__Set problem__.
Among the lines below, list those containing the string "Output".

Data items
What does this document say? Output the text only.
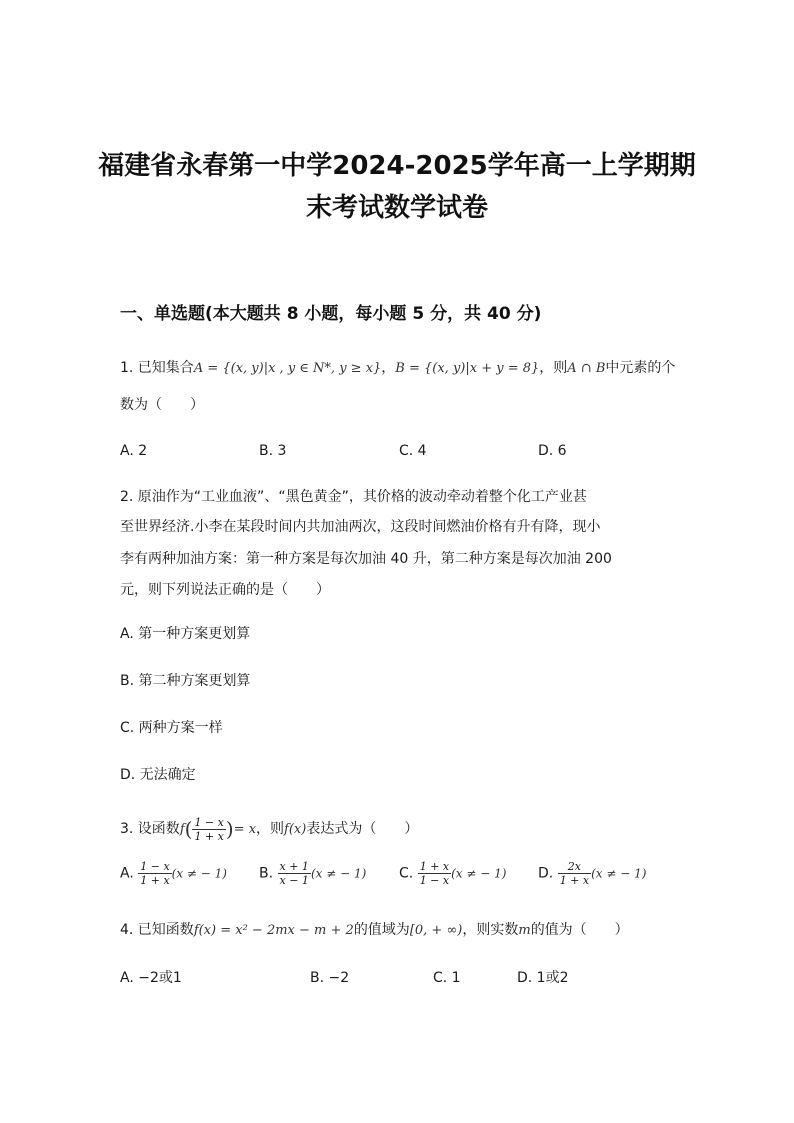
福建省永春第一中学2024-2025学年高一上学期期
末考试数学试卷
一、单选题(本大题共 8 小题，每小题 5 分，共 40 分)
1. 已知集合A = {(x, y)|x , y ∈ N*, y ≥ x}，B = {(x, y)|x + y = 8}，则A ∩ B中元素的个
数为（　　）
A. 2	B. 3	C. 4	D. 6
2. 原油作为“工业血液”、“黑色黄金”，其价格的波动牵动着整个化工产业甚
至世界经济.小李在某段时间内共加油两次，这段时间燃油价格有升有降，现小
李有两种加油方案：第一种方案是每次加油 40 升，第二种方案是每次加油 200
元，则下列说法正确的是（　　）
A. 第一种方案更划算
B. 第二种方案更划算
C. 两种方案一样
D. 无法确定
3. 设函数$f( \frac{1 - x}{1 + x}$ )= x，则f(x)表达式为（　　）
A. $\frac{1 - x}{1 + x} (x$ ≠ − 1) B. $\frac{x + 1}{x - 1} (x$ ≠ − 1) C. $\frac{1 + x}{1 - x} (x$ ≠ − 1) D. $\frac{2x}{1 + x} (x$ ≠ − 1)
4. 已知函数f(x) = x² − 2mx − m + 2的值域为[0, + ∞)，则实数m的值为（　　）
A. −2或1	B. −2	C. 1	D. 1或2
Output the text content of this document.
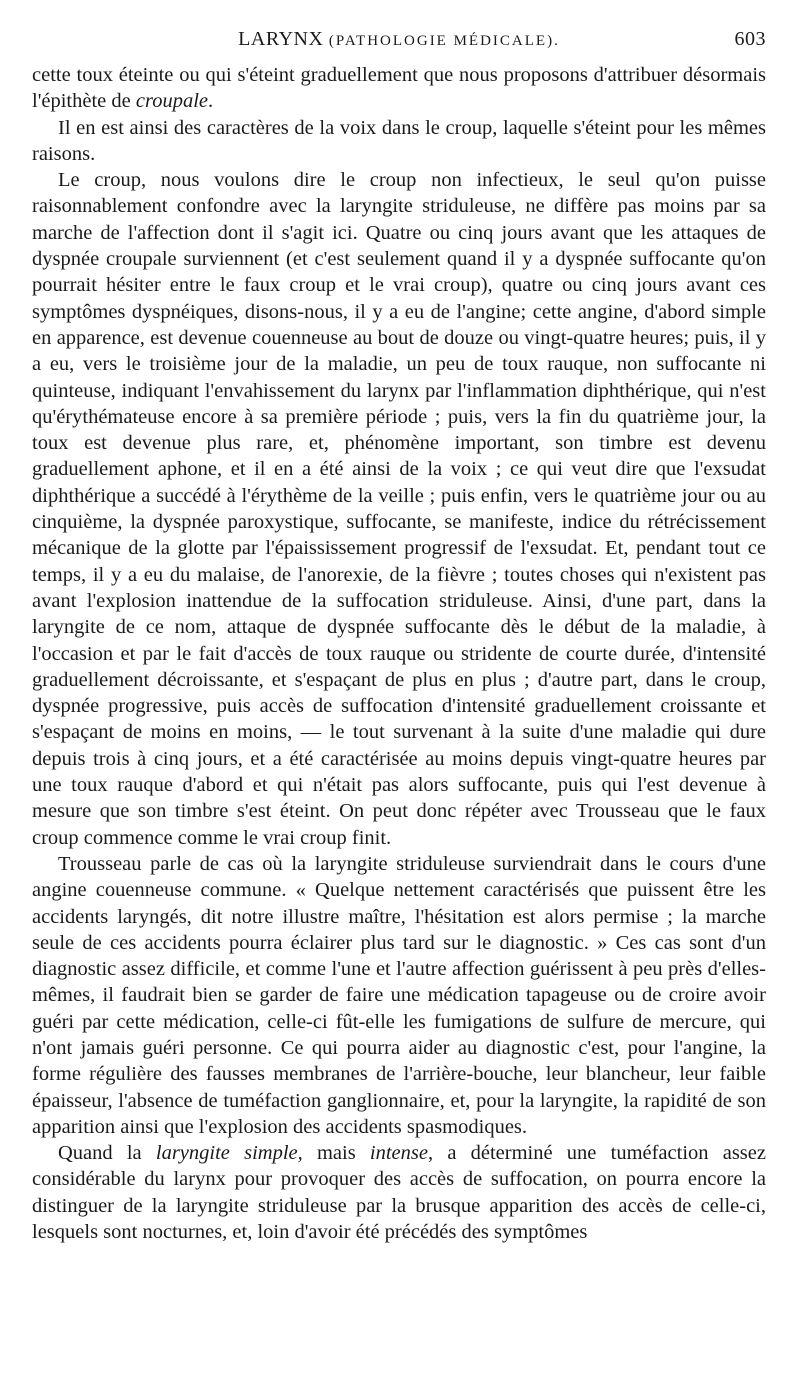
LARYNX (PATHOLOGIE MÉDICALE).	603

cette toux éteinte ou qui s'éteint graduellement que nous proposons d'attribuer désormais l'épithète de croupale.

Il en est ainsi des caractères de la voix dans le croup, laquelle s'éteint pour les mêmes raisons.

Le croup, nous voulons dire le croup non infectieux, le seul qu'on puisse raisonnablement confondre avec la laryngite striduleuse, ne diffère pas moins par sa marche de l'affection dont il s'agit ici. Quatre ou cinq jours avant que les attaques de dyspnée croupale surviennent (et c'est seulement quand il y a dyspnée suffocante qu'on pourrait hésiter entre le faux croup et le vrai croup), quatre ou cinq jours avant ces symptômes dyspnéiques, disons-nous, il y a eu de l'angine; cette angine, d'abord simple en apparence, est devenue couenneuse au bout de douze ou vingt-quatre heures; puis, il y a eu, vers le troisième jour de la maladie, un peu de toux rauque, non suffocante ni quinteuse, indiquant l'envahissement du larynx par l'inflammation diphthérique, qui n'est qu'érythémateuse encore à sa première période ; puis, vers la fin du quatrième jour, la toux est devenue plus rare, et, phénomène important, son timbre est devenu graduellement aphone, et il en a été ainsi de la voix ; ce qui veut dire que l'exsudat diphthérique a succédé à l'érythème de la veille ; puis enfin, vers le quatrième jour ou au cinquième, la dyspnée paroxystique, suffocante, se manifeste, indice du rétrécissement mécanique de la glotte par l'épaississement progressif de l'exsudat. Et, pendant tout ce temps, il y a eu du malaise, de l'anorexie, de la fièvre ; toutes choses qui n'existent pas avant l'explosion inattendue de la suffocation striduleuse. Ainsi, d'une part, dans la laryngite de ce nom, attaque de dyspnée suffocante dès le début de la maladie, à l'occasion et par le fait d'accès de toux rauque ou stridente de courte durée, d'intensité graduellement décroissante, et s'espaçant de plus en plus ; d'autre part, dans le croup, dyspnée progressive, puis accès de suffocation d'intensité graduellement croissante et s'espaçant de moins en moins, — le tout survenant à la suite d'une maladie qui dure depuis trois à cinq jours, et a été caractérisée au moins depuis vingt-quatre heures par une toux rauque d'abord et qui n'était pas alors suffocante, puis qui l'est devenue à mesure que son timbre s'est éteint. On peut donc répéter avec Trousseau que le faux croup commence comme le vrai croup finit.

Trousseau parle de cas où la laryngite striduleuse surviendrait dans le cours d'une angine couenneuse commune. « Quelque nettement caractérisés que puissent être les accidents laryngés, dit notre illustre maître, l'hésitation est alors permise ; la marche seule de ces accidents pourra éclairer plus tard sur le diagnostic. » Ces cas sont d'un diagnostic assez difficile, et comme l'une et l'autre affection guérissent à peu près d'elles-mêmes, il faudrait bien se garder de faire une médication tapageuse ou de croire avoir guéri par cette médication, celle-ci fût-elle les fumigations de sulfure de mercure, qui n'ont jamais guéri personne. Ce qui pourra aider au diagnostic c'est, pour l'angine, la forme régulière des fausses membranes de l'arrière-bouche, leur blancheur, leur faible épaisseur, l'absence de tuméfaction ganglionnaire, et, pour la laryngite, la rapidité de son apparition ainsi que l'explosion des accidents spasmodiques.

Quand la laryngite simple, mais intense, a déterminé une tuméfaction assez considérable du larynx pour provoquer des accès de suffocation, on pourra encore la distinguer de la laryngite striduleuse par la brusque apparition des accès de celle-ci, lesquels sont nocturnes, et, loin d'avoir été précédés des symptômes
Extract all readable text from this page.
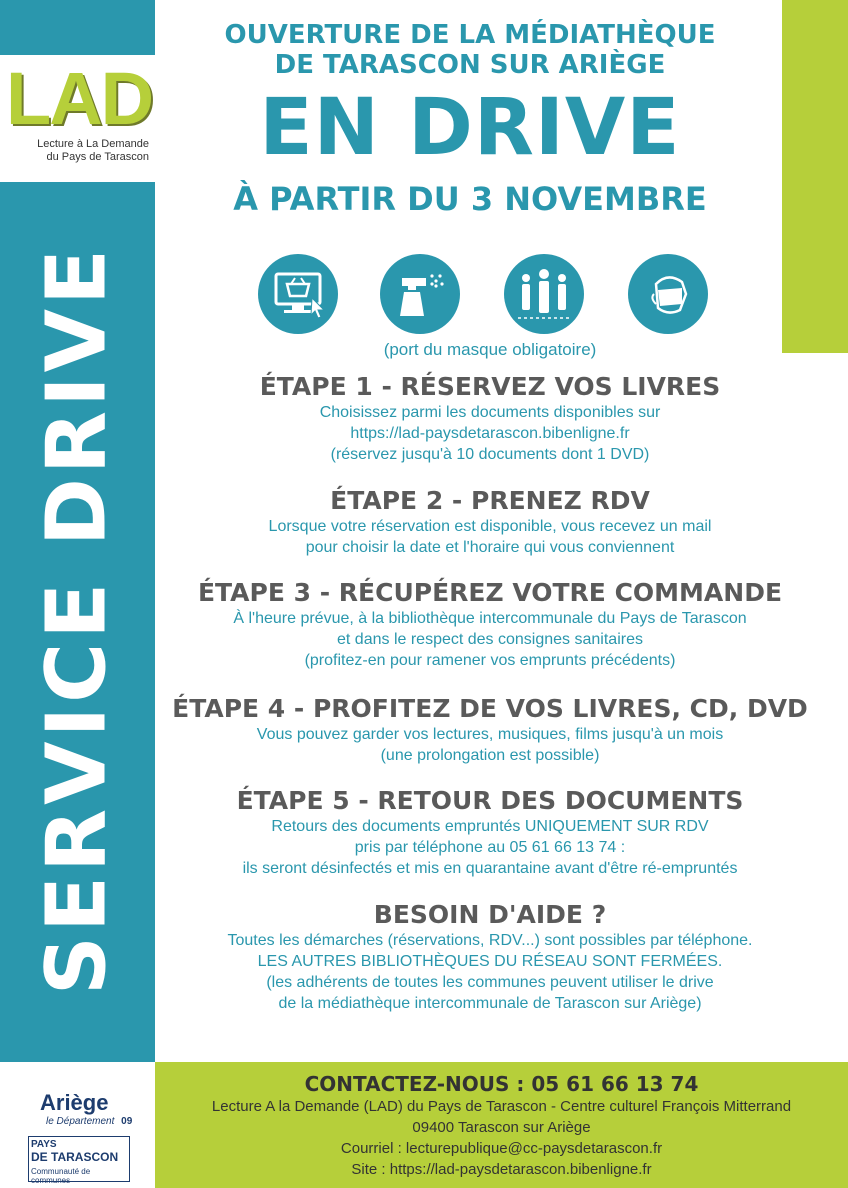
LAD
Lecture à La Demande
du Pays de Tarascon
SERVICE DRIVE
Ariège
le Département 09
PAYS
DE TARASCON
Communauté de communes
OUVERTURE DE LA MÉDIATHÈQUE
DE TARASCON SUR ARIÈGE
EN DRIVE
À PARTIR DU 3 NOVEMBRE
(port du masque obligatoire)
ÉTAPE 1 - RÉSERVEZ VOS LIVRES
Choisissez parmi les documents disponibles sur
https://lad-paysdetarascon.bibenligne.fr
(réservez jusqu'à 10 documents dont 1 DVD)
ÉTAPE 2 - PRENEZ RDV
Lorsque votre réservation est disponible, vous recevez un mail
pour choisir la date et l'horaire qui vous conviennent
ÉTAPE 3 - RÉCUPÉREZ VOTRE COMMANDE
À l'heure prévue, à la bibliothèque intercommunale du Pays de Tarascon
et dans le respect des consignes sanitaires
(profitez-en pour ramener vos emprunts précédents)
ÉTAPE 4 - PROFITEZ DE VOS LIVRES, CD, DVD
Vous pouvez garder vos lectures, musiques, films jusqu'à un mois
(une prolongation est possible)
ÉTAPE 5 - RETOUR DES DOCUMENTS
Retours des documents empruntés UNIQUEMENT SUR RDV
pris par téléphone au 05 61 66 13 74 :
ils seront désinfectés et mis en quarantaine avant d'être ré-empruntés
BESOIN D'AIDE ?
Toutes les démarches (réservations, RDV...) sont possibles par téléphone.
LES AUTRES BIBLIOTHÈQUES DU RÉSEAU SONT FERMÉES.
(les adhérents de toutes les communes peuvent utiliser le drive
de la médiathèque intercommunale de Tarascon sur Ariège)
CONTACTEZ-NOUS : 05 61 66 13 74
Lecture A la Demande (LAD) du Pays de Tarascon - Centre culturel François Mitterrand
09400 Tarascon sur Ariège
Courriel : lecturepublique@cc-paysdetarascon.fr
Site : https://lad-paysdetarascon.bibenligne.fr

__Reply to the task__.
What does this document say? Output the text only.
Output the text content of this document.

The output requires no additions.